Each entry below is to be printed verbatim.

* BEGIN MATERIAL PROVIDED *

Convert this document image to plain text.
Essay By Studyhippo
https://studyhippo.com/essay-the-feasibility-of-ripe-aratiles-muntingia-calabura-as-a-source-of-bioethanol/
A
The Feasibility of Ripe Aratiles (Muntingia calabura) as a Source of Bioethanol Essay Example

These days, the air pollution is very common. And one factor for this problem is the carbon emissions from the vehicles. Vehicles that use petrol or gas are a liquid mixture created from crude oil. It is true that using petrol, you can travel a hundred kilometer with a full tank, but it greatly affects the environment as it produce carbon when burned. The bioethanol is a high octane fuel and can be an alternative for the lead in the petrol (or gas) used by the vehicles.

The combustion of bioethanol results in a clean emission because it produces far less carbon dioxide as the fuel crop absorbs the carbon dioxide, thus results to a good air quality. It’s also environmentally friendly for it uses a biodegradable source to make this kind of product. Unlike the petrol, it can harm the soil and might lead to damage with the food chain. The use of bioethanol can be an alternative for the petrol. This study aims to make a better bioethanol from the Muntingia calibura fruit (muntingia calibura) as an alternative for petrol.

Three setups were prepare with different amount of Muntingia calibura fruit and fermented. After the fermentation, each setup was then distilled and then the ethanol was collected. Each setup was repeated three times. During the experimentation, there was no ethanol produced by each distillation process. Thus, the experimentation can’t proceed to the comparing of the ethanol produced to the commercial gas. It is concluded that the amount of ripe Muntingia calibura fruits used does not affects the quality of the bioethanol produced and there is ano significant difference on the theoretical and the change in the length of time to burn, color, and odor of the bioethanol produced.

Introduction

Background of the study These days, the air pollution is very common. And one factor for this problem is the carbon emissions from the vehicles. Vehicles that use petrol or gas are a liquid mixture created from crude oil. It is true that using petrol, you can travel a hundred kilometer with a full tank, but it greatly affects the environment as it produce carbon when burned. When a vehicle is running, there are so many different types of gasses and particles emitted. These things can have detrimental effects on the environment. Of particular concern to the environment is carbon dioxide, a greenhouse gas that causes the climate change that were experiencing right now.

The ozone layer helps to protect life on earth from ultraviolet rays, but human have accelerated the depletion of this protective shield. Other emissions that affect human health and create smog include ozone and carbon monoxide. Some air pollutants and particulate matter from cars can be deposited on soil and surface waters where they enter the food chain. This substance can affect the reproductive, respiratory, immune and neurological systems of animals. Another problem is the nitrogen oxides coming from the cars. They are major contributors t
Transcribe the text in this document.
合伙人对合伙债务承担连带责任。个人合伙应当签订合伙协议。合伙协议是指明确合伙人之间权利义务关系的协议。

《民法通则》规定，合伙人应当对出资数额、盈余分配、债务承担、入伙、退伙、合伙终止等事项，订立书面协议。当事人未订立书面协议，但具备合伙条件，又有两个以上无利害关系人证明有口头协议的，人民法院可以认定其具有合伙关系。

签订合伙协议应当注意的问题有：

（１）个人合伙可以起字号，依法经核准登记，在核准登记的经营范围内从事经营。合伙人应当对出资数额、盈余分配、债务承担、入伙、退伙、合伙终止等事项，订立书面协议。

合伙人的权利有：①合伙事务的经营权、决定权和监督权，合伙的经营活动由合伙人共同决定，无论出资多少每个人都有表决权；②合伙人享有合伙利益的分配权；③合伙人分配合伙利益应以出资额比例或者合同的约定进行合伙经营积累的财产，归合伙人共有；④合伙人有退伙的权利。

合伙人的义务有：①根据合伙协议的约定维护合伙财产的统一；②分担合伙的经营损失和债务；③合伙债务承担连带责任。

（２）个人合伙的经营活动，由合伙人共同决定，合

* END MATERIAL PROVIDED *

- _WRITTEN REPLY_:
Convert this document image to plain text.
Essay By Studyhippo
https://studyhippo.com/essay-the-feasibility-of-ripe-aratiles-muntingia-calabura-as-a-source-of-bioethanol/
A
The Feasibility of Ripe Aratiles (Muntingia calabura) as a Source of Bioethanol Essay Example

These days, the air pollution is very common. And one factor for this problem is the carbon emissions from the vehicles. Vehicles that use petrol or gas are a liquid mixture created from crude oil. It is true that using petrol, you can travel a hundred kilometer with a full tank, but it greatly affects the environment as it produce carbon when burned. The bioethanol is a high octane fuel and can be an alternative for the lead in the petrol (or gas) used by the vehicles.

The combustion of bioethanol results in a clean emission because it produces far less carbon dioxide as the fuel crop absorbs the carbon dioxide, thus results to a good air quality. It’s also environmentally friendly for it uses a biodegradable source to make this kind of product. Unlike the petrol, it can harm the soil and might lead to damage with the food chain. The use of bioethanol can be an alternative for the petrol. This study aims to make a better bioethanol from the Muntingia calibura fruit (muntingia calibura) as an alternative for petrol.

Three setups were prepare with different amount of Muntingia calibura fruit and fermented. After the fermentation, each setup was then distilled and then the ethanol was collected. Each setup was repeated three times. During the experimentation, there was no ethanol produced by each distillation process. Thus, the experimentation can’t proceed to the comparing of the ethanol produced to the commercial gas. It is concluded that the amount of ripe Muntingia calibura fruits used does not affects the quality of the bioethanol produced and there is ano significant difference on the theoretical and the change in the length of time to burn, color, and odor of the bioethanol produced.

Introduction

Background of the study These days, the air pollution is very common. And one factor for this problem is the carbon emissions from the vehicles. Vehicles that use petrol or gas are a liquid mixture created from crude oil. It is true that using petrol, you can travel a hundred kilometer with a full tank, but it greatly affects the environment as it produce carbon when burned. When a vehicle is running, there are so many different types of gasses and particles emitted. These things can have detrimental effects on the environment. Of particular concern to the environment is carbon dioxide, a greenhouse gas that causes the climate change that were experiencing right now.

The ozone layer helps to protect life on earth from ultraviolet rays, but human have accelerated the depletion of this protective shield. Other emissions that affect human health and create smog include ozone and carbon monoxide. Some air pollutants and particulate matter from cars can be deposited on soil and surface waters where they enter the food chain. This substance can affect the reproductive, respiratory, immune and neurological systems of animals. Another problem is the nitrogen oxides coming from the cars. They are major contributors t
Transcribe the text in this document.
合伙人对合伙债务承担连带责任。个人合伙应当签订合伙协议。合伙协议是指明确合伙人之间权利义务关系的协议。

《民法通则》规定，合伙人应当对出资数额、盈余分配、债务承担、入伙、退伙、合伙终止等事项，订立书面协议。当事人未订立书面协议，但具备合伙条件，又有两个以上无利害关系人证明有口头协议的，人民法院可以认定其具有合伙关系。

签订合伙协议应当注意的问题有：

（１）个人合伙可以起字号，依法经核准登记，在核准登记的经营范围内从事经营。合伙人应当对出资数额、盈余分配、债务承担、入伙、退伙、合伙终止等事项，订立书面协议。

合伙人的权利有：①合伙事务的经营权、决定权和监督权，合伙的经营活动由合伙人共同决定，无论出资多少每个人都有表决权；②合伙人享有合伙利益的分配权；③合伙人分配合伙利益应以出资额比例或者合同的约定进行合伙经营积累的财产，归合伙人共有；④合伙人有退伙的权利。

合伙人的义务有：①根据合伙协议的约定维护合伙财产的统一；②分担合伙的经营损失和债务；③合伙债务承担连带责任。

（２）个人合伙的经营活动，由合伙人共同决定，合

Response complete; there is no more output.